§ **YOUR TASK**: Omit all images. Write out the rest of the material exactly.

§ **ENTRIES SHOWN**:

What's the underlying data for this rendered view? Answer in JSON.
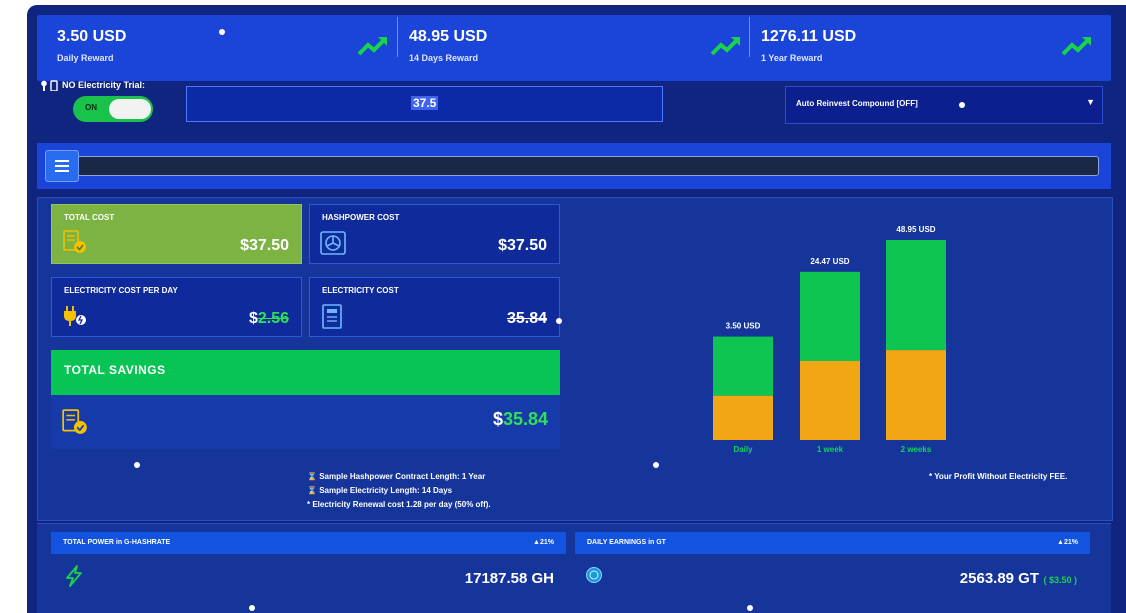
{
  "rewards": [
    {
      "value": "3.50 USD",
      "label": "Daily Reward"
    },
    {
      "value": "48.95 USD",
      "label": "14 Days Reward"
    },
    {
      "value": "1276.11 USD",
      "label": "1 Year Reward"
    }
  ],
  "trial": {
    "label": "NO Electricity Trial:",
    "toggle_text": "ON"
  },
  "amount_input": {
    "value": "37.5"
  },
  "compound_select": {
    "selected": "Auto Reinvest Compound [OFF]"
  },
  "costs": {
    "total_cost": {
      "title": "TOTAL COST",
      "value": "$37.50"
    },
    "hashpower_cost": {
      "title": "HASHPOWER COST",
      "value": "$37.50"
    },
    "electricity_per_day": {
      "title": "ELECTRICITY COST PER DAY",
      "currency": "$",
      "value": "2.56"
    },
    "electricity_cost": {
      "title": "ELECTRICITY COST",
      "value": "35.84"
    }
  },
  "savings": {
    "title": "TOTAL SAVINGS",
    "currency": "$",
    "value": "35.84"
  },
  "notes": [
    "Sample Hashpower Contract Length: 1 Year",
    "Sample Electricity Length: 14 Days",
    "* Electricity Renewal cost 1.28 per day (50% off)."
  ],
  "profit_note": "* Your Profit Without Electricity FEE.",
  "chart_data": {
    "type": "bar",
    "categories": [
      "Daily",
      "1 week",
      "2 weeks"
    ],
    "totals": [
      3.5,
      24.47,
      48.95
    ],
    "value_labels": [
      "3.50 USD",
      "24.47 USD",
      "48.95 USD"
    ],
    "series": [
      {
        "values": [
          1.5,
          11.5,
          22.0
        ]
      },
      {
        "values": [
          2.0,
          12.97,
          26.95
        ]
      }
    ],
    "colors": {
      "lower": "#f0a713",
      "upper": "#0fc552"
    }
  },
  "stats": [
    {
      "title": "TOTAL POWER in G-HASHRATE",
      "pct": "21%",
      "value": "17187.58 GH",
      "extra": ""
    },
    {
      "title": "DAILY EARNINGS in GT",
      "pct": "21%",
      "value": "2563.89 GT",
      "extra": "( $3.50 )"
    }
  ]
}
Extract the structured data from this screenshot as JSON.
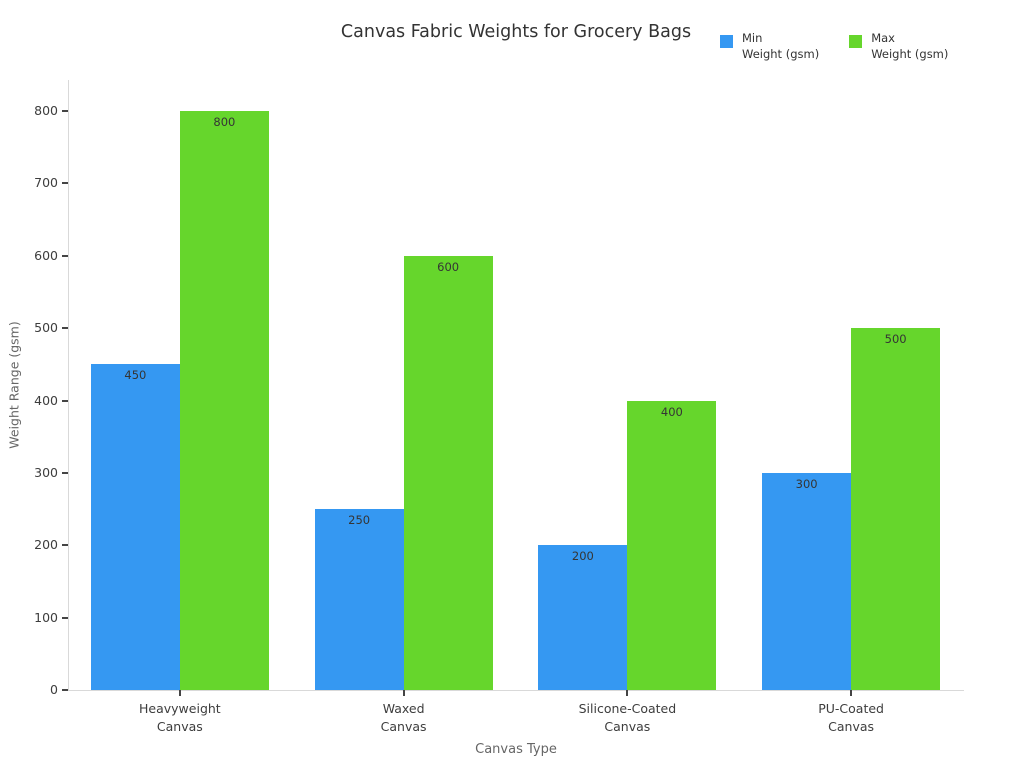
{
  "title": "Canvas Fabric Weights for Grocery Bags",
  "chart_data": {
    "type": "bar",
    "title": "Canvas Fabric Weights for Grocery Bags",
    "xlabel": "Canvas Type",
    "ylabel": "Weight Range (gsm)",
    "categories": [
      "Heavyweight\nCanvas",
      "Waxed\nCanvas",
      "Silicone-Coated\nCanvas",
      "PU-Coated\nCanvas"
    ],
    "series": [
      {
        "name": "Min Weight (gsm)",
        "legend_label": "Min\nWeight (gsm)",
        "color": "#3598f2",
        "values": [
          450,
          250,
          200,
          300
        ]
      },
      {
        "name": "Max Weight (gsm)",
        "legend_label": "Max\nWeight (gsm)",
        "color": "#66d62c",
        "values": [
          800,
          600,
          400,
          500
        ]
      }
    ],
    "ylim": [
      0,
      800
    ],
    "yticks": [
      0,
      100,
      200,
      300,
      400,
      500,
      600,
      700,
      800
    ],
    "grid": false,
    "bar_labels": true,
    "legend_position": "top-right",
    "colors": {
      "axis_line": "#d9d9d9",
      "tick_mark": "#444444",
      "tick_text": "#3d3d3d",
      "axis_title_text": "#666666",
      "title_text": "#333333",
      "bar_label_text": "#353535",
      "background": "#ffffff"
    }
  }
}
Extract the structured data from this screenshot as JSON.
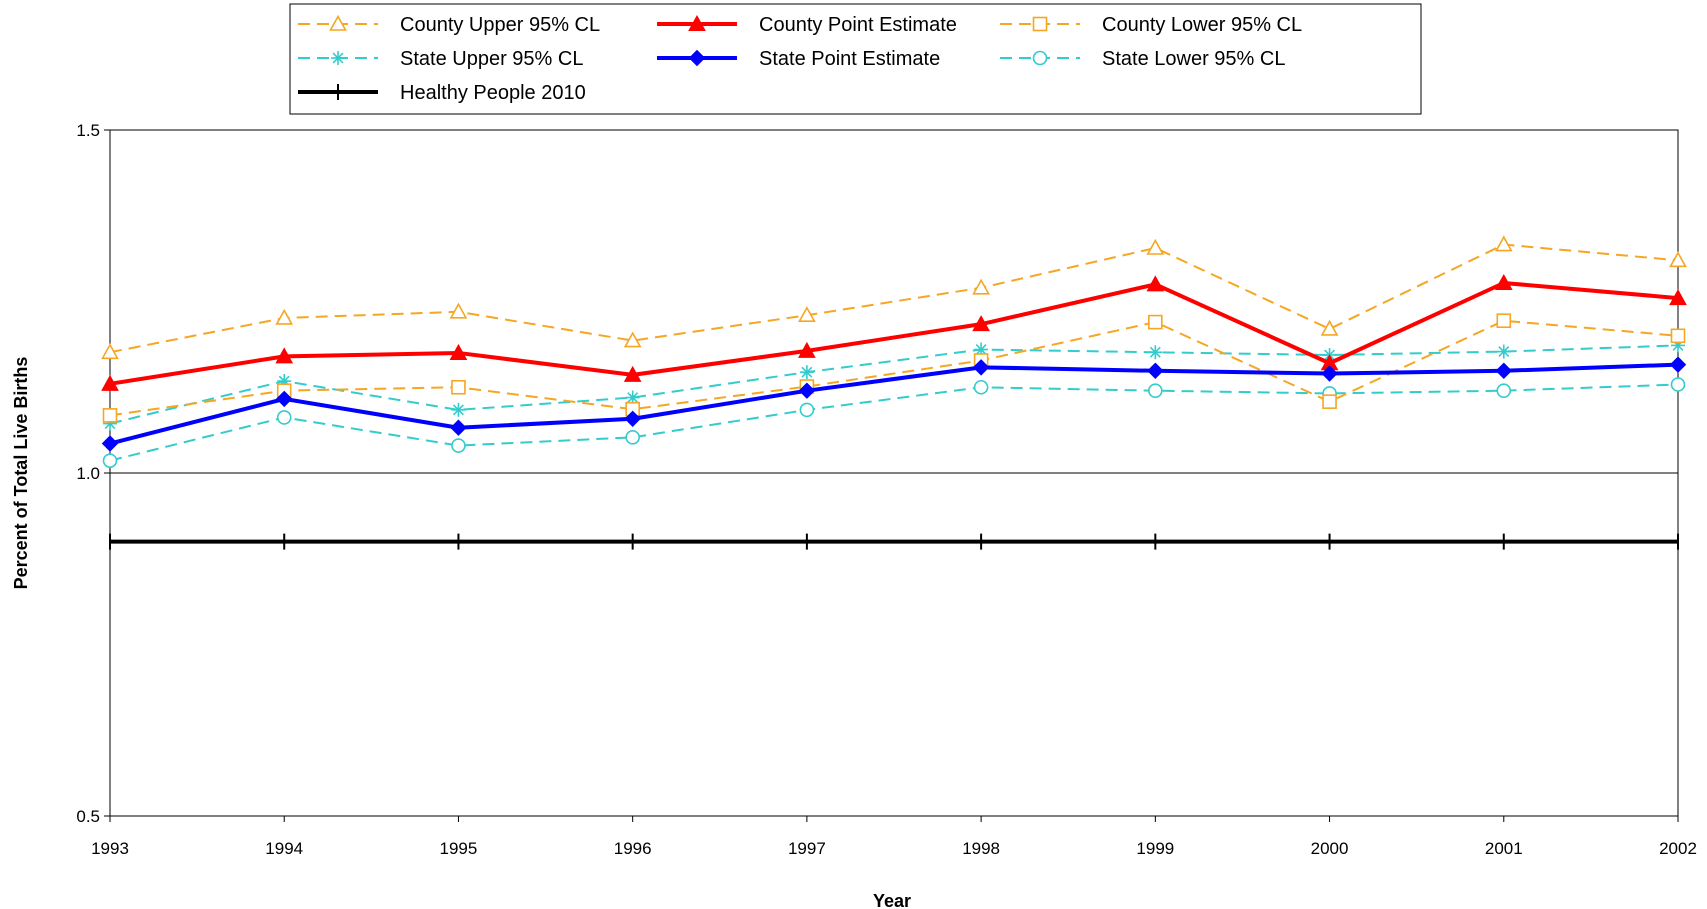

§ **FINAL RESULT**:
What's the underlying data for this rendered view? Answer in JSON.
{
  "rewards": [
    {
      "value": "3.50 USD",
      "label": "Daily Reward"
    },
    {
      "value": "48.95 USD",
      "label": "14 Days Reward"
    },
    {
      "value": "1276.11 USD",
      "label": "1 Year Reward"
    }
  ],
  "trial": {
    "label": "NO Electricity Trial:",
    "toggle_text": "ON"
  },
  "amount_input": {
    "value": "37.5"
  },
  "compound_select": {
    "selected": "Auto Reinvest Compound [OFF]"
  },
  "costs": {
    "total_cost": {
      "title": "TOTAL COST",
      "value": "$37.50"
    },
    "hashpower_cost": {
      "title": "HASHPOWER COST",
      "value": "$37.50"
    },
    "electricity_per_day": {
      "title": "ELECTRICITY COST PER DAY",
      "currency": "$",
      "value": "2.56"
    },
    "electricity_cost": {
      "title": "ELECTRICITY COST",
      "value": "35.84"
    }
  },
  "savings": {
    "title": "TOTAL SAVINGS",
    "currency": "$",
    "value": "35.84"
  },
  "notes": [
    "Sample Hashpower Contract Length: 1 Year",
    "Sample Electricity Length: 14 Days",
    "* Electricity Renewal cost 1.28 per day (50% off)."
  ],
  "profit_note": "* Your Profit Without Electricity FEE.",
  "chart_data": {
    "type": "bar",
    "categories": [
      "Daily",
      "1 week",
      "2 weeks"
    ],
    "totals": [
      3.5,
      24.47,
      48.95
    ],
    "value_labels": [
      "3.50 USD",
      "24.47 USD",
      "48.95 USD"
    ],
    "series": [
      {
        "values": [
          1.5,
          11.5,
          22.0
        ]
      },
      {
        "values": [
          2.0,
          12.97,
          26.95
        ]
      }
    ],
    "colors": {
      "lower": "#f0a713",
      "upper": "#0fc552"
    }
  },
  "stats": [
    {
      "title": "TOTAL POWER in G-HASHRATE",
      "pct": "21%",
      "value": "17187.58 GH",
      "extra": ""
    },
    {
      "title": "DAILY EARNINGS in GT",
      "pct": "21%",
      "value": "2563.89 GT",
      "extra": "( $3.50 )"
    }
  ]
}
Extract the structured data from this screenshot as JSON.
{
  "title": "Canvas Fabric Weights for Grocery Bags",
  "chart_data": {
    "type": "bar",
    "title": "Canvas Fabric Weights for Grocery Bags",
    "xlabel": "Canvas Type",
    "ylabel": "Weight Range (gsm)",
    "categories": [
      "Heavyweight\nCanvas",
      "Waxed\nCanvas",
      "Silicone-Coated\nCanvas",
      "PU-Coated\nCanvas"
    ],
    "series": [
      {
        "name": "Min Weight (gsm)",
        "legend_label": "Min\nWeight (gsm)",
        "color": "#3598f2",
        "values": [
          450,
          250,
          200,
          300
        ]
      },
      {
        "name": "Max Weight (gsm)",
        "legend_label": "Max\nWeight (gsm)",
        "color": "#66d62c",
        "values": [
          800,
          600,
          400,
          500
        ]
      }
    ],
    "ylim": [
      0,
      800
    ],
    "yticks": [
      0,
      100,
      200,
      300,
      400,
      500,
      600,
      700,
      800
    ],
    "grid": false,
    "bar_labels": true,
    "legend_position": "top-right",
    "colors": {
      "axis_line": "#d9d9d9",
      "tick_mark": "#444444",
      "tick_text": "#3d3d3d",
      "axis_title_text": "#666666",
      "title_text": "#333333",
      "bar_label_text": "#353535",
      "background": "#ffffff"
    }
  }
}
Extract the structured data from this screenshot as JSON.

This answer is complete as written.